> [Work to be completed]: For each line below that contains the string "تهران", copy that line.

> [Records]:
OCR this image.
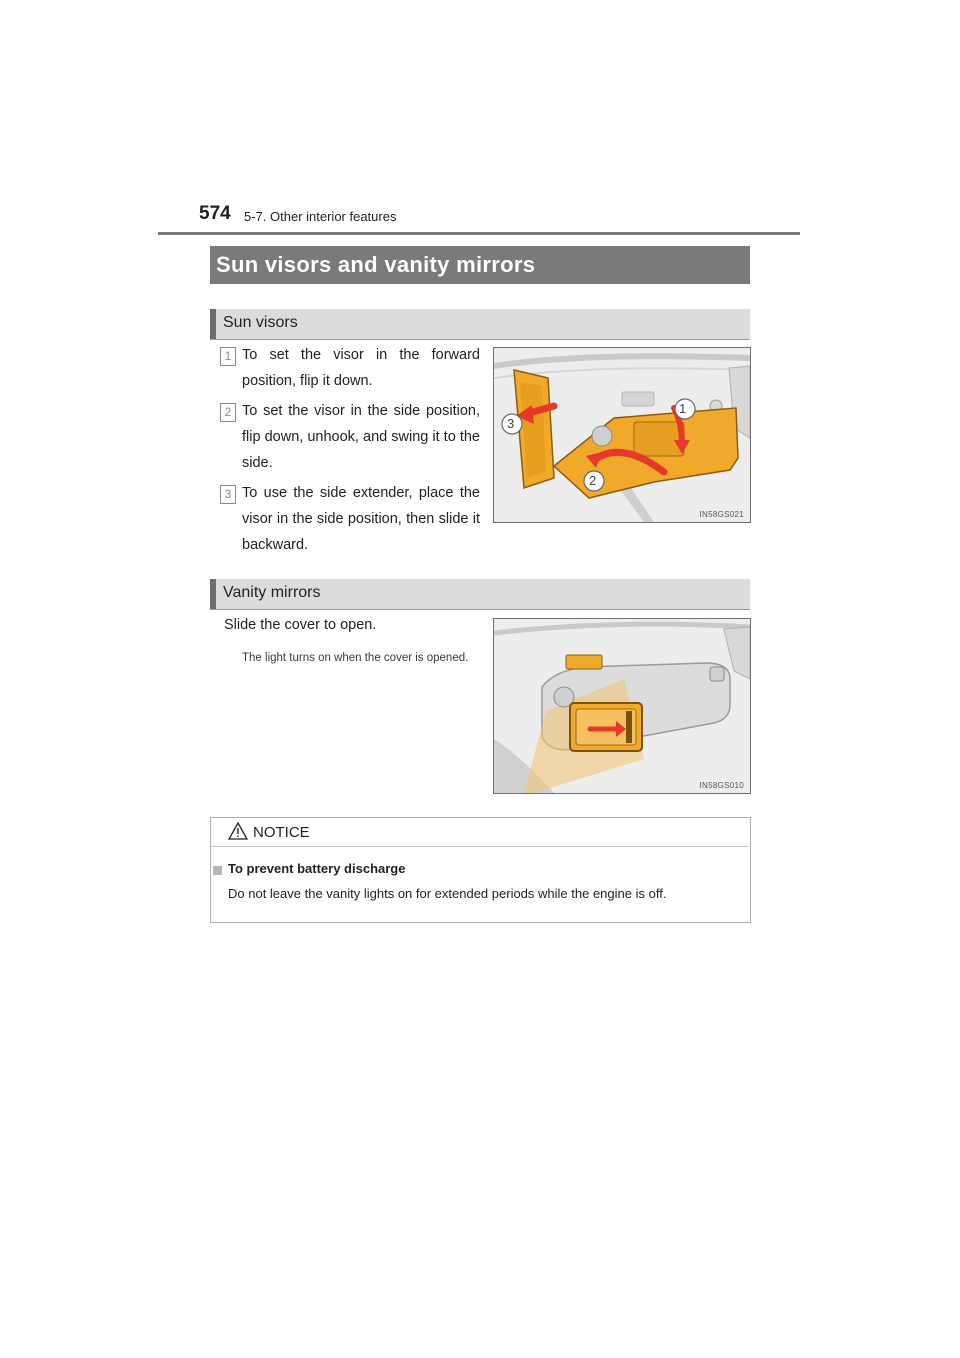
574 5-7. Other interior features
Sun visors and vanity mirrors
Sun visors
1 To set the visor in the forward position, flip it down.
2 To set the visor in the side position, flip down, unhook, and swing it to the side.
3 To use the side extender, place the visor in the side position, then slide it backward.
1
3
2
IN58GS021
Vanity mirrors
Slide the cover to open.
The light turns on when the cover is opened.
IN58GS010
NOTICE
To prevent battery discharge
Do not leave the vanity lights on for extended periods while the engine is off.
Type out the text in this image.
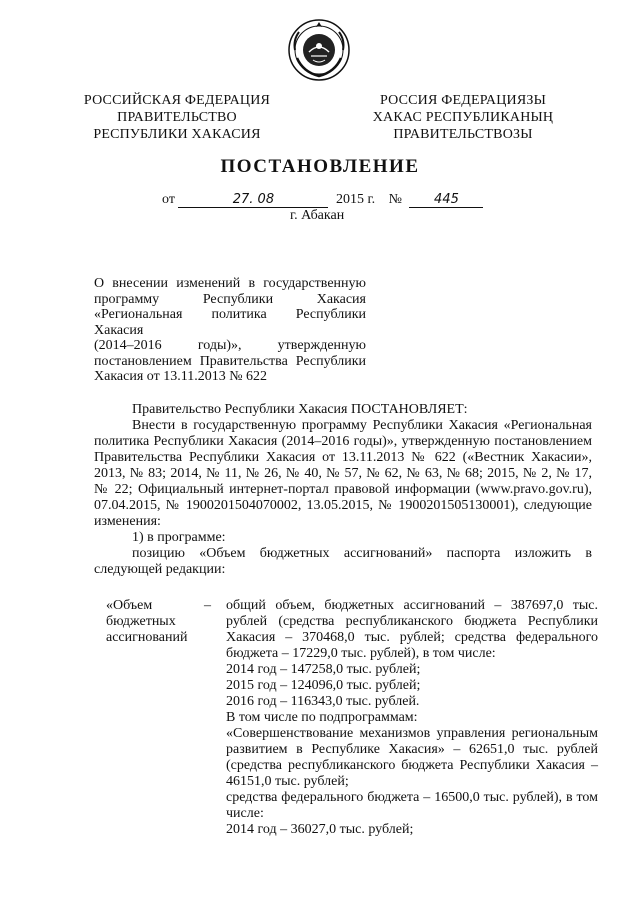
РОССИЙСКАЯ ФЕДЕРАЦИЯ
ПРАВИТЕЛЬСТВО
РЕСПУБЛИКИ ХАКАСИЯ
РОССИЯ ФЕДЕРАЦИЯЗЫ
ХАКАС РЕСПУБЛИКАНЫҢ
ПРАВИТЕЛЬСТВОЗЫ
ПОСТАНОВЛЕНИЕ
от	27. 08	2015 г. № 445
г. Абакан
О внесении изменений в государственную
программу Республики Хакасия
«Региональная политика Республики Хакасия
(2014–2016 годы)», утвержденную
постановлением Правительства Республики
Хакасия от 13.11.2013 № 622
Правительство Республики Хакасия ПОСТАНОВЛЯЕТ:
Внести в государственную программу Республики Хакасия «Региональная
политика Республики Хакасия (2014–2016 годы)», утвержденную постановлением
Правительства Республики Хакасия от 13.11.2013 № 622 («Вестник Хакасии»,
2013, № 83; 2014, № 11, № 26, № 40, № 57, № 62, № 63, № 68; 2015, № 2, № 17,
№ 22; Официальный интернет-портал правовой информации (www.pravo.gov.ru),
07.04.2015, № 1900201504070002, 13.05.2015, № 1900201505130001), следующие
изменения:
1) в программе:
позицию «Объем бюджетных ассигнований» паспорта изложить в
следующей редакции:
«Объем
бюджетных
ассигнований
– общий объем, бюджетных ассигнований – 387697,0 тыс.
рублей (средства республиканского бюджета Республики
Хакасия – 370468,0 тыс. рублей; средства федерального
бюджета – 17229,0 тыс. рублей), в том числе:
2014 год – 147258,0 тыс. рублей;
2015 год – 124096,0 тыс. рублей;
2016 год – 116343,0 тыс. рублей.
В том числе по подпрограммам:
«Совершенствование механизмов управления региональным
развитием в Республике Хакасия» – 62651,0 тыс. рублей
(средства республиканского бюджета Республики Хакасия –
46151,0 тыс. рублей;
средства федерального бюджета – 16500,0 тыс. рублей), в том
числе:
2014 год – 36027,0 тыс. рублей;
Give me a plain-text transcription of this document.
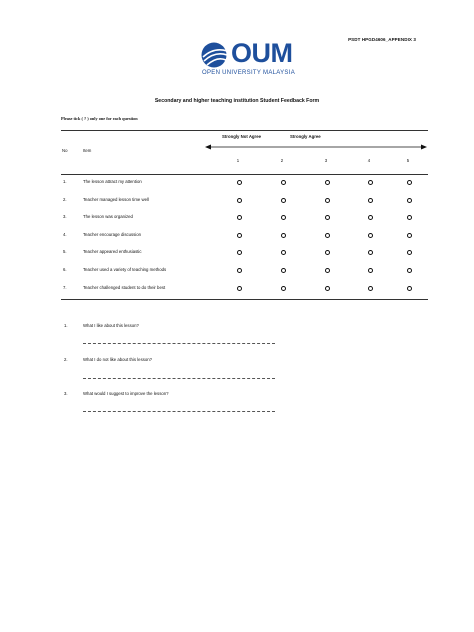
PSDT HPGD4606_APPENDIX 3
OUM
OPEN UNIVERSITY MALAYSIA
Secondary and higher teaching institution Student Feedback Form
Please tick ( ? ) only one for each question
Strongly Not Agree	Strongly Agree
No	Item
1	2	3	4	5
1.	The lesson attract my attention
2.	Teacher managed lesson time well
3.	The lesson was organized
4.	Teacher encourage discussion
5.	Teacher appeared enthusiastic
6.	Teacher used a variety of teaching methods
7.	Teacher challenged student to do their best
1.	What I like about this lesson?
2.	What I do not like about this lesson?
3.	What would I suggest to improve the lesson?
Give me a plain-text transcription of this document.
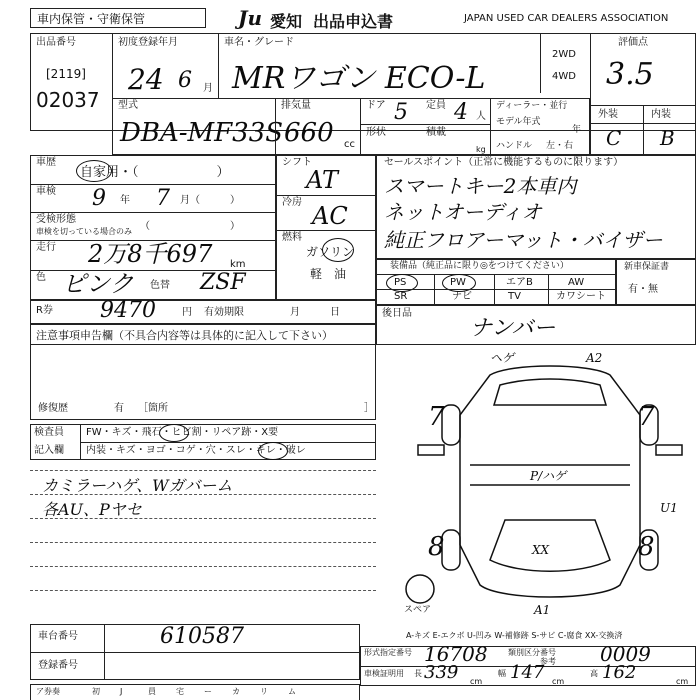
車内保管・守衛保管	Ju 愛知 出品申込書	JAPAN USED CAR DEALERS ASSOCIATION
出品番号
[2119]
02037
初度登録年月
24 6 月
車名・グレード
MRワゴン ECO-L
2WD
4WD
評価点
3.5
外装	内装
C B
型式
DBA-MF33S
排気量
660 cc
ドア 5 定員 4 人
形状	積載
kg
ディーラー・並行
モデル年式
年
ハンドル 左・右
車歴
自家用・（　　　　　　）
車検 9 年 7 月（　　　）
受検形態
車検を切っている場合のみ （　　　　　　　　）
走行 2万8千697 km
色 ピンク 色替 ZSF
シフト
AT
冷房 AC
燃料
ガソリン
軽　油
セールスポイント（正常に機能するものに限ります）
スマートキー2本車内
ネットオーディオ
純正フロアーマット・バイザー
装備品（純正品に限り◎をつけてください）
PS	PW	エアB	AW
SR	ナビ	TV	カワシート
新車保証書
有・無
R券 9470	円 有効期限	月　　　日	後日品
ナンバー
注意事項申告欄（不具合内容等は具体的に記入して下さい）
修復歴	有 ［箇所	］
検査員
記入欄
FW・キズ・飛石・ヒビ割・リペア跡・X要
内装・キズ・ヨゴ・コゲ・穴・スレ・キレ・破レ
カミラーハゲ、Wガバーム
各AU、Pヤセ
ヘゲ	A2
7	7
P/ハゲ
8	8
XX
U1
A1
スペア
A-キズ E-エクボ U-凹み W-補修跡 S-サビ C-腐食 XX-交換済
車台番号	610587
登録番号
形式指定番号 16708	類別区分番号
参考 0009
車検証明用 長 339 cm
幅 147 cm
高 162	cm
ア券奏	初	J	員	宅	ー	カ	リ	ム
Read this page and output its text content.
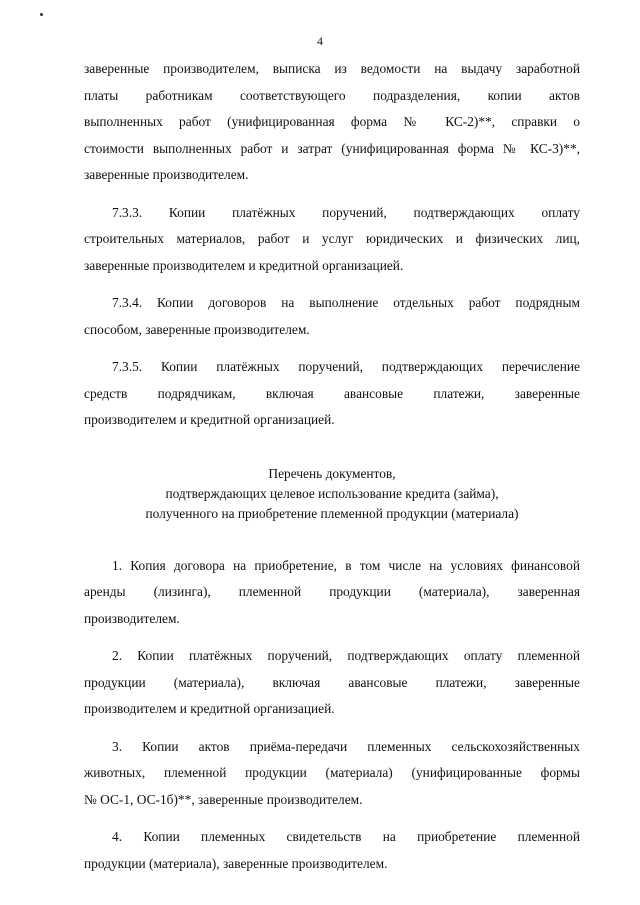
4
заверенные производителем, выписка из ведомости на выдачу заработной
платы работникам соответствующего подразделения, копии актов
выполненных работ (унифицированная форма № КС-2)**, справки о
стоимости выполненных работ и затрат (унифицированная форма № КС-3)**,
заверенные производителем.
7.3.3. Копии платёжных поручений, подтверждающих оплату
строительных материалов, работ и услуг юридических и физических лиц,
заверенные производителем и кредитной организацией.
7.3.4. Копии договоров на выполнение отдельных работ подрядным
способом, заверенные производителем.
7.3.5. Копии платёжных поручений, подтверждающих перечисление
средств подрядчикам, включая авансовые платежи, заверенные
производителем и кредитной организацией.
Перечень документов,
подтверждающих целевое использование кредита (займа),
полученного на приобретение племенной продукции (материала)
1. Копия договора на приобретение, в том числе на условиях финансовой
аренды (лизинга), племенной продукции (материала), заверенная
производителем.
2. Копии платёжных поручений, подтверждающих оплату племенной
продукции (материала), включая авансовые платежи, заверенные
производителем и кредитной организацией.
3. Копии актов приёма-передачи племенных сельскохозяйственных
животных, племенной продукции (материала) (унифицированные формы
№ ОС-1, ОС-1б)**, заверенные производителем.
4. Копии племенных свидетельств на приобретение племенной
продукции (материала), заверенные производителем.
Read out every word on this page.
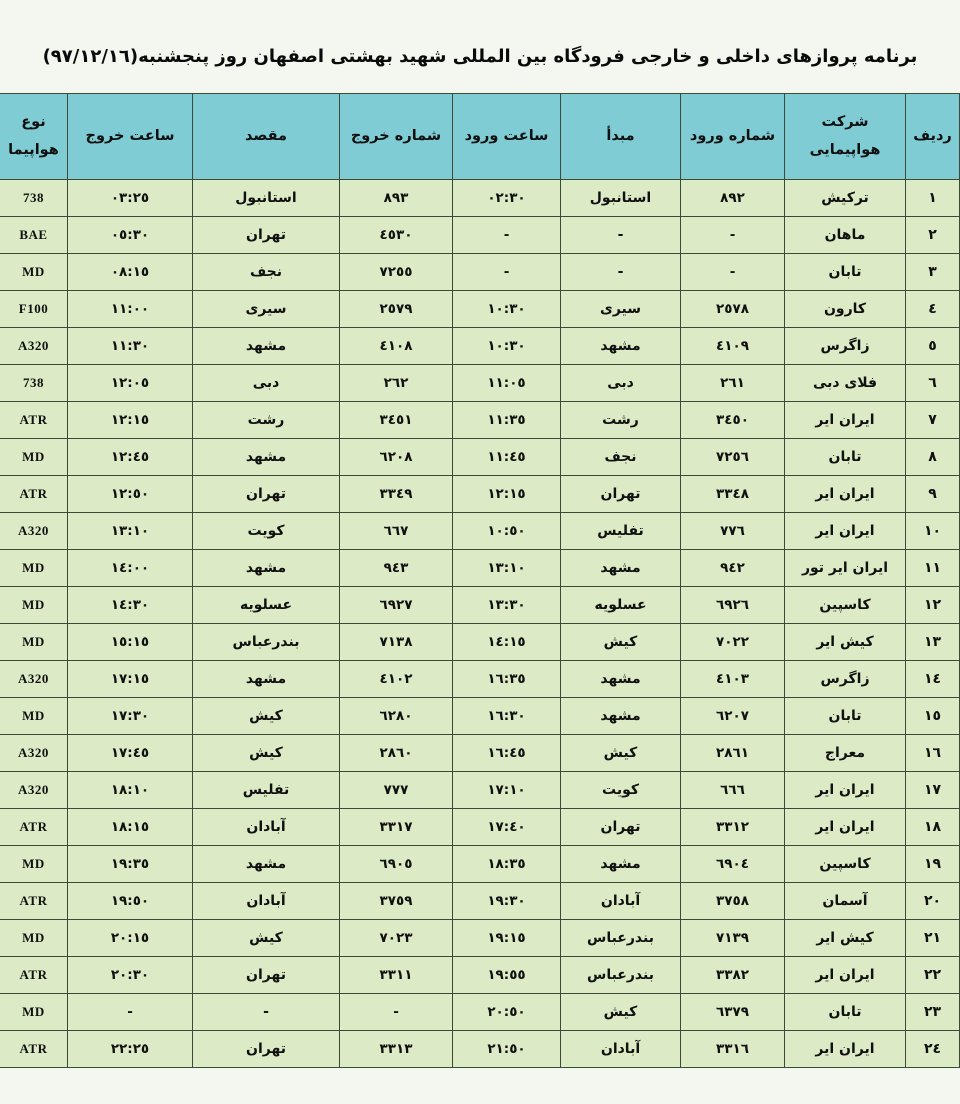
برنامه پروازهای داخلی و خارجی فرودگاه بین المللی شهید بهشتی اصفهان روز پنجشنبه(٩٧/١٢/١٦)
ردیف	شرکت هواپیمایی	شماره ورود	مبدأ	ساعت ورود	شماره خروج	مقصد	ساعت خروج	نوع هواپیما
١	ترکیش	٨٩٢	استانبول	٠٢:٣٠	٨٩٣	استانبول	٠٣:٢٥	738
٢	ماهان	-	-	-	٤٥٣٠	تهران	٠٥:٣٠	BAE
٣	تابان	-	-	-	٧٢٥٥	نجف	٠٨:١٥	MD
٤	کارون	٢٥٧٨	سیری	١٠:٣٠	٢٥٧٩	سیری	١١:٠٠	F100
٥	زاگرس	٤١٠٩	مشهد	١٠:٣٠	٤١٠٨	مشهد	١١:٣٠	A320
٦	فلای دبی	٢٦١	دبی	١١:٠٥	٢٦٢	دبی	١٢:٠٥	738
٧	ایران ایر	٣٤٥٠	رشت	١١:٣٥	٣٤٥١	رشت	١٢:١٥	ATR
٨	تابان	٧٢٥٦	نجف	١١:٤٥	٦٢٠٨	مشهد	١٢:٤٥	MD
٩	ایران ایر	٣٣٤٨	تهران	١٢:١٥	٣٣٤٩	تهران	١٢:٥٠	ATR
١٠	ایران ایر	٧٧٦	تفلیس	١٠:٥٠	٦٦٧	کویت	١٣:١٠	A320
١١	ایران ایر تور	٩٤٢	مشهد	١٣:١٠	٩٤٣	مشهد	١٤:٠٠	MD
١٢	کاسپین	٦٩٢٦	عسلویه	١٣:٣٠	٦٩٢٧	عسلویه	١٤:٣٠	MD
١٣	کیش ایر	٧٠٢٢	کیش	١٤:١٥	٧١٣٨	بندرعباس	١٥:١٥	MD
١٤	زاگرس	٤١٠٣	مشهد	١٦:٣٥	٤١٠٢	مشهد	١٧:١٥	A320
١٥	تابان	٦٢٠٧	مشهد	١٦:٣٠	٦٢٨٠	کیش	١٧:٣٠	MD
١٦	معراج	٢٨٦١	کیش	١٦:٤٥	٢٨٦٠	کیش	١٧:٤٥	A320
١٧	ایران ایر	٦٦٦	کویت	١٧:١٠	٧٧٧	تفلیس	١٨:١٠	A320
١٨	ایران ایر	٣٣١٢	تهران	١٧:٤٠	٣٣١٧	آبادان	١٨:١٥	ATR
١٩	کاسپین	٦٩٠٤	مشهد	١٨:٣٥	٦٩٠٥	مشهد	١٩:٣٥	MD
٢٠	آسمان	٣٧٥٨	آبادان	١٩:٣٠	٣٧٥٩	آبادان	١٩:٥٠	ATR
٢١	کیش ایر	٧١٣٩	بندرعباس	١٩:١٥	٧٠٢٣	کیش	٢٠:١٥	MD
٢٢	ایران ایر	٣٣٨٢	بندرعباس	١٩:٥٥	٣٣١١	تهران	٢٠:٣٠	ATR
٢٣	تابان	٦٣٧٩	کیش	٢٠:٥٠	-	-	-	MD
٢٤	ایران ایر	٣٣١٦	آبادان	٢١:٥٠	٣٣١٣	تهران	٢٢:٢٥	ATR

> [Expected answer]:
٢	ماهان	-	-	-	٤٥٣٠	تهران	٠٥:٣٠	BAE
٩	ایران ایر	٣٣٤٨	تهران	١٢:١٥	٣٣٤٩	تهران	١٢:٥٠	ATR
١٨	ایران ایر	٣٣١٢	تهران	١٧:٤٠	٣٣١٧	آبادان	١٨:١٥	ATR
٢٢	ایران ایر	٣٣٨٢	بندرعباس	١٩:٥٥	٣٣١١	تهران	٢٠:٣٠	ATR
٢٤	ایران ایر	٣٣١٦	آبادان	٢١:٥٠	٣٣١٣	تهران	٢٢:٢٥	ATR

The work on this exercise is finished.